▶ **DESCRIPTION OF THE TASK**:
Repeat all the material exactly; pictures stay out of your copy.

▶ **RECORD EXTRACTS**:

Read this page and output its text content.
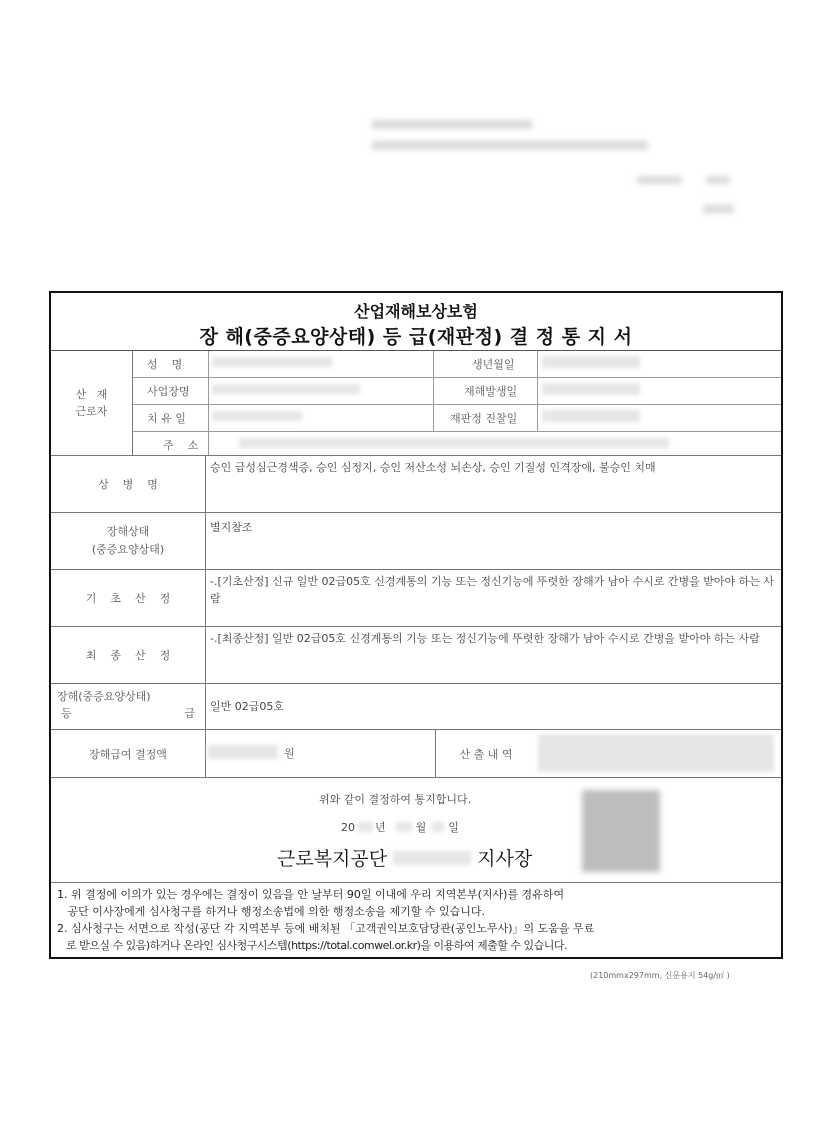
산업재해보상보험
장 해(중증요양상태) 등 급(재판정) 결 정 통 지 서
산   재
근로자
성    명	생년월일
사업장명	재해발생일
치 유 일	재판정 진찰일
주    소
상    병    명
승인 급성심근경색증, 승인 심정지, 승인 저산소성 뇌손상, 승인 기질성 인격장애, 불승인 치매
장해상태
(중증요양상태)
별지참조
기    초    산    정
-.[기초산정] 신규 일반 02급05호 신경계통의 기능 또는 정신기능에 뚜렷한 장해가 남아 수시로 간병을 받아야 하는 사람
최    종    산    정
-.[최종산정] 일반 02급05호 신경계통의 기능 또는 정신기능에 뚜렷한 장해가 남아 수시로 간병을 받아야 하는 사람
장해(중증요양상태)
등	급
일반 02급05호
장해급여 결정액	원	산 출 내 역
위와 같이 결정하여 통지합니다.
20 년	월 일
근로복지공단	지사장
1. 위 결정에 이의가 있는 경우에는 결정이 있음을 안 날부터 90일 이내에 우리 지역본부(지사)를 경유하여
공단 이사장에게 심사청구를 하거나 행정소송법에 의한 행정소송을 제기할 수 있습니다.
2. 심사청구는 서면으로 작성(공단 각 지역본부 등에 배치된 「고객권익보호담당관(공인노무사)」의 도움을 무료
로 받으실 수 있음)하거나 온라인 심사청구시스템(https://total.comwel.or.kr)을 이용하여 제출할 수 있습니다.
(210mmx297mm, 신문용지 54g/㎡ )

▶ **SOLUTION BELOW**:
Read this page and output its text content.
산업재해보상보험
장 해(중증요양상태) 등 급(재판정) 결 정 통 지 서
산   재
근로자
성    명	생년월일
사업장명	재해발생일
치 유 일	재판정 진찰일
주    소
상    병    명
승인 급성심근경색증, 승인 심정지, 승인 저산소성 뇌손상, 승인 기질성 인격장애, 불승인 치매
장해상태
(중증요양상태)
별지참조
기    초    산    정
-.[기초산정] 신규 일반 02급05호 신경계통의 기능 또는 정신기능에 뚜렷한 장해가 남아 수시로 간병을 받아야 하는 사람
최    종    산    정
-.[최종산정] 일반 02급05호 신경계통의 기능 또는 정신기능에 뚜렷한 장해가 남아 수시로 간병을 받아야 하는 사람
장해(중증요양상태)
등	급
일반 02급05호
장해급여 결정액	원	산 출 내 역
위와 같이 결정하여 통지합니다.
20 년	월 일
근로복지공단	지사장
1. 위 결정에 이의가 있는 경우에는 결정이 있음을 안 날부터 90일 이내에 우리 지역본부(지사)를 경유하여
공단 이사장에게 심사청구를 하거나 행정소송법에 의한 행정소송을 제기할 수 있습니다.
2. 심사청구는 서면으로 작성(공단 각 지역본부 등에 배치된 「고객권익보호담당관(공인노무사)」의 도움을 무료
로 받으실 수 있음)하거나 온라인 심사청구시스템(https://total.comwel.or.kr)을 이용하여 제출할 수 있습니다.
(210mmx297mm, 신문용지 54g/㎡ )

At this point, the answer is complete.